Dataset excerpt:
□ □ □ □ □ □ □
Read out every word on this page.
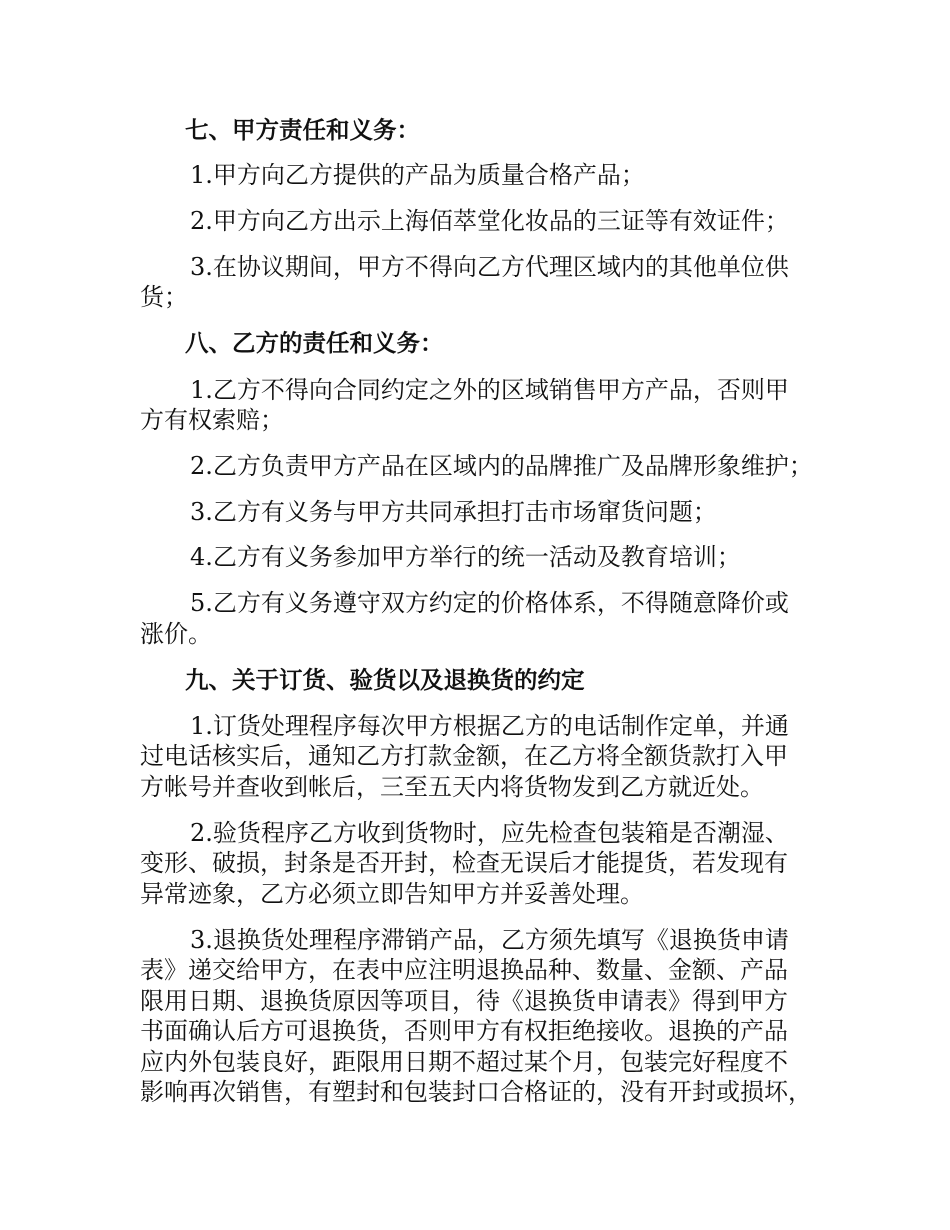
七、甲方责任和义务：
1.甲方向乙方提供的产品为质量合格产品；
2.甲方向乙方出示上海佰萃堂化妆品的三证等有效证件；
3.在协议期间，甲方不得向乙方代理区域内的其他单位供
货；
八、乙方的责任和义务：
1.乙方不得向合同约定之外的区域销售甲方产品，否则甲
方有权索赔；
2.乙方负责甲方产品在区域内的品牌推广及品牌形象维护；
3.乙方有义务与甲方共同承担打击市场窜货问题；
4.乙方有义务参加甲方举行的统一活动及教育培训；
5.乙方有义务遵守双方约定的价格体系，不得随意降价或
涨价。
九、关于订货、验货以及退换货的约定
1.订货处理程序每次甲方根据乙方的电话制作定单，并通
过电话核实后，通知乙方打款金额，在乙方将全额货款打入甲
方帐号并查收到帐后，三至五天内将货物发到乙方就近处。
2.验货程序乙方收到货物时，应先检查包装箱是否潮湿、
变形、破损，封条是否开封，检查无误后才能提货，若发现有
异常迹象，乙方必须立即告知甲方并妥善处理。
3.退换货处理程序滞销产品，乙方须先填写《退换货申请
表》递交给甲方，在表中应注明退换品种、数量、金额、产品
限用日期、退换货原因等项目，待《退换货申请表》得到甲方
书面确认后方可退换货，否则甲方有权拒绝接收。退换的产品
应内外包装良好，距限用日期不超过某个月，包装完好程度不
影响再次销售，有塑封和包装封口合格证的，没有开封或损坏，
□ □ □ □ □ □ □
**WORK INSTRUCTIONS**
Copy out all the data without changing anything, and drop the pictures.

**EXERCISE OUTPUT**
Read out every word on this page.
七、甲方责任和义务：
1.甲方向乙方提供的产品为质量合格产品；
2.甲方向乙方出示上海佰萃堂化妆品的三证等有效证件；
3.在协议期间，甲方不得向乙方代理区域内的其他单位供
货；
八、乙方的责任和义务：
1.乙方不得向合同约定之外的区域销售甲方产品，否则甲
方有权索赔；
2.乙方负责甲方产品在区域内的品牌推广及品牌形象维护；
3.乙方有义务与甲方共同承担打击市场窜货问题；
4.乙方有义务参加甲方举行的统一活动及教育培训；
5.乙方有义务遵守双方约定的价格体系，不得随意降价或
涨价。
九、关于订货、验货以及退换货的约定
1.订货处理程序每次甲方根据乙方的电话制作定单，并通
过电话核实后，通知乙方打款金额，在乙方将全额货款打入甲
方帐号并查收到帐后，三至五天内将货物发到乙方就近处。
2.验货程序乙方收到货物时，应先检查包装箱是否潮湿、
变形、破损，封条是否开封，检查无误后才能提货，若发现有
异常迹象，乙方必须立即告知甲方并妥善处理。
3.退换货处理程序滞销产品，乙方须先填写《退换货申请
表》递交给甲方，在表中应注明退换品种、数量、金额、产品
限用日期、退换货原因等项目，待《退换货申请表》得到甲方
书面确认后方可退换货，否则甲方有权拒绝接收。退换的产品
应内外包装良好，距限用日期不超过某个月，包装完好程度不
影响再次销售，有塑封和包装封口合格证的，没有开封或损坏，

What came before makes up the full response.